Find the lines of data that contain the string "subtitle", then list them.
— begin —
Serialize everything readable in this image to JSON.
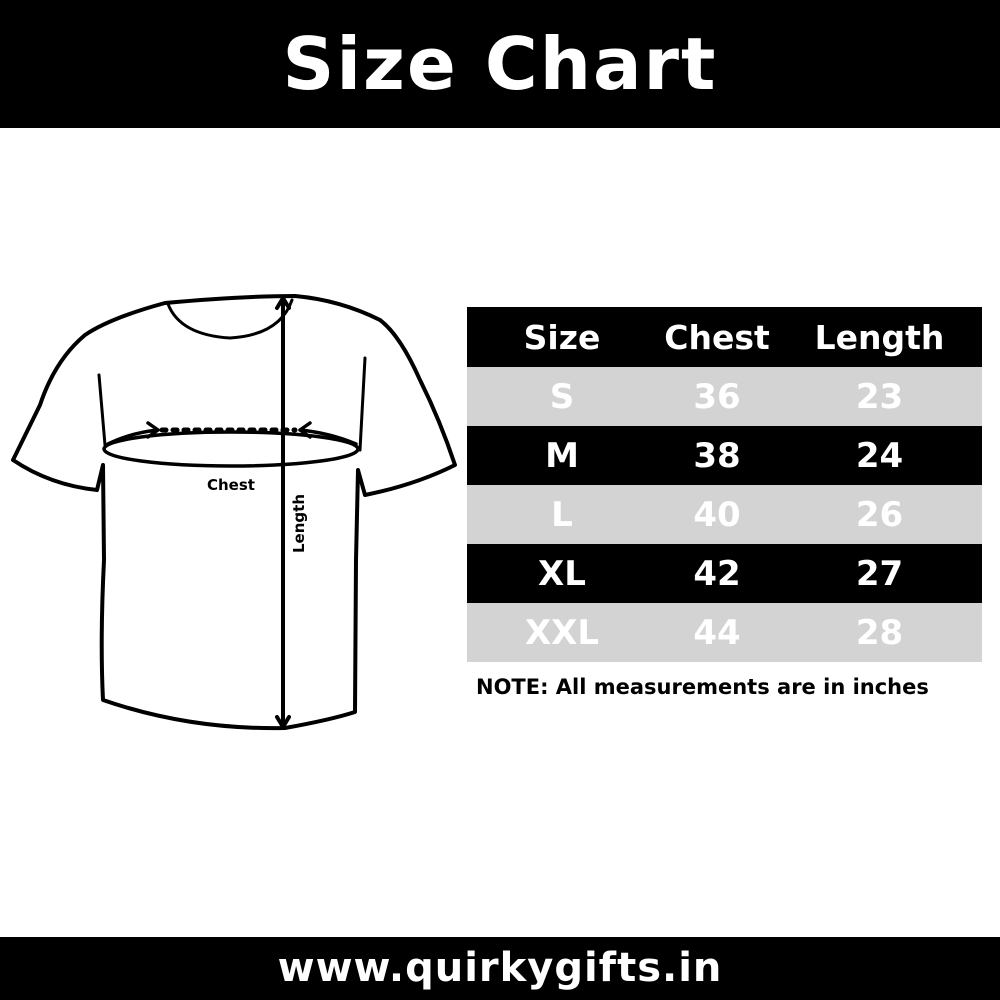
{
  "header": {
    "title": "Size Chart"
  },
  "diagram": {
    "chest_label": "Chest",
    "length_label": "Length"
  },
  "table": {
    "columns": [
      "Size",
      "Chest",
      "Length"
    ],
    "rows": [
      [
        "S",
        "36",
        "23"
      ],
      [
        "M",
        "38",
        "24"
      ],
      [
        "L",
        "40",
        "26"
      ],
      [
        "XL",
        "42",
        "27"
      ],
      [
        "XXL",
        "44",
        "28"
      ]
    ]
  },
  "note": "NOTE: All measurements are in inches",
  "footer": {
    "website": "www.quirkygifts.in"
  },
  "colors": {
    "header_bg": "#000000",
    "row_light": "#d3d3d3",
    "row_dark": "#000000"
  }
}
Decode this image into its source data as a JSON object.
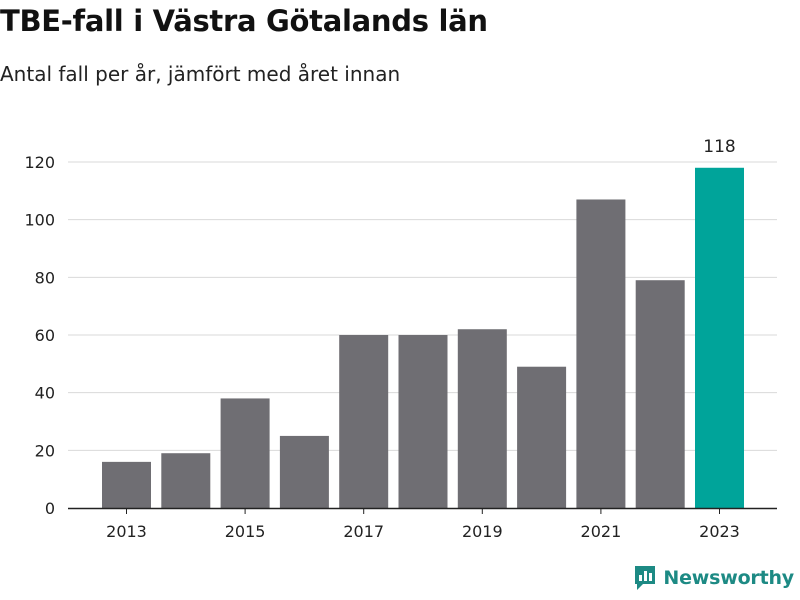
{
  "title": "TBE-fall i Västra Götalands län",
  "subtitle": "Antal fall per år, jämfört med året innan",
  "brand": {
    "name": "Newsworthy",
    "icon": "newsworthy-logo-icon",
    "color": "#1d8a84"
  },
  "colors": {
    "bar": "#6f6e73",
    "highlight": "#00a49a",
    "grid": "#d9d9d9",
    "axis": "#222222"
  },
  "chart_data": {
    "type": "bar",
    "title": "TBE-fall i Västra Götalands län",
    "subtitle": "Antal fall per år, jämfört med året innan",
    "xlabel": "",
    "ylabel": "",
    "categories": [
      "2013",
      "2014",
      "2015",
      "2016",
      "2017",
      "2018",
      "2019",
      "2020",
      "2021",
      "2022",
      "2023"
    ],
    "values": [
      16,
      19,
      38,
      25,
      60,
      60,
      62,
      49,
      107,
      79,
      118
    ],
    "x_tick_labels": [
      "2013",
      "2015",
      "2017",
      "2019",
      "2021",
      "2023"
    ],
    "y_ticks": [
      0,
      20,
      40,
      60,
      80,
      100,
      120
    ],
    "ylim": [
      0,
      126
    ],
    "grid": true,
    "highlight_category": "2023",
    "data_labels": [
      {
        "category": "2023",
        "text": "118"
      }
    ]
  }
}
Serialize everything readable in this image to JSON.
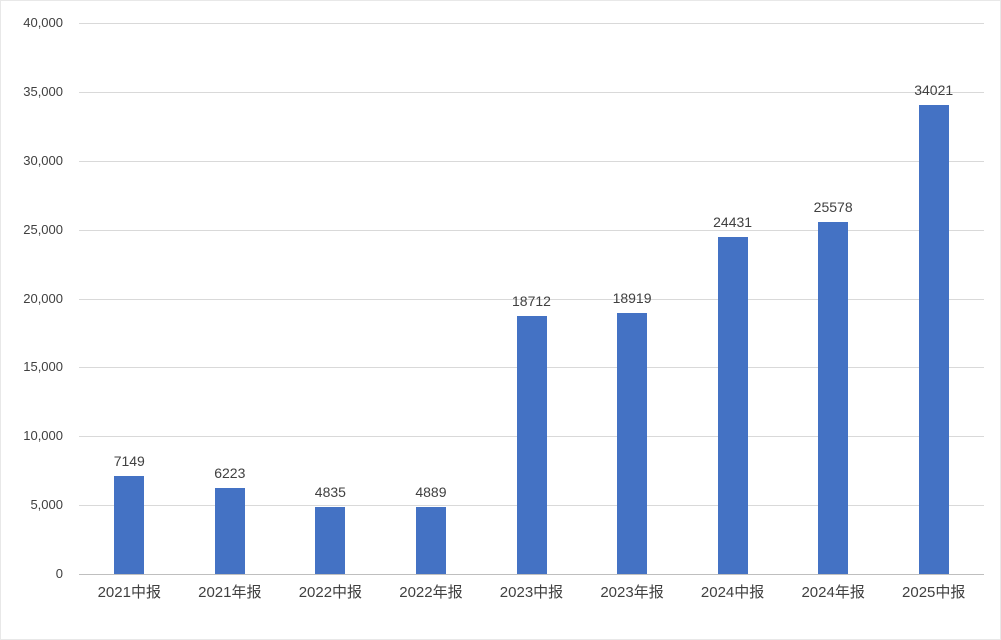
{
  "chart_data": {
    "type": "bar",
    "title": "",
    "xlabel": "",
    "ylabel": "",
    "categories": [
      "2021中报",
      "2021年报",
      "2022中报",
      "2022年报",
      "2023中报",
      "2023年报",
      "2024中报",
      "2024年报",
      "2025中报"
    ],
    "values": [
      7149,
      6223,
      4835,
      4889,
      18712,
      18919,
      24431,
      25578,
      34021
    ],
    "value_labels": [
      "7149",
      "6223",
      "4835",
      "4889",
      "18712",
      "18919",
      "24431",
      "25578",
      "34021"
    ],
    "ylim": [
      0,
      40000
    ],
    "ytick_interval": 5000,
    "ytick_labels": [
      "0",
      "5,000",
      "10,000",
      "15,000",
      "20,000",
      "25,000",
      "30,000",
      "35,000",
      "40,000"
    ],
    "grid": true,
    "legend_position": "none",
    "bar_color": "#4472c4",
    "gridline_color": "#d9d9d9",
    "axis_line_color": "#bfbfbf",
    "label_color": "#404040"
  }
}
— end —
# Response to this task
  "subtitle": "Antal fall per år, jämfört med året innan",
    "subtitle": "Antal fall per år, jämfört med året innan",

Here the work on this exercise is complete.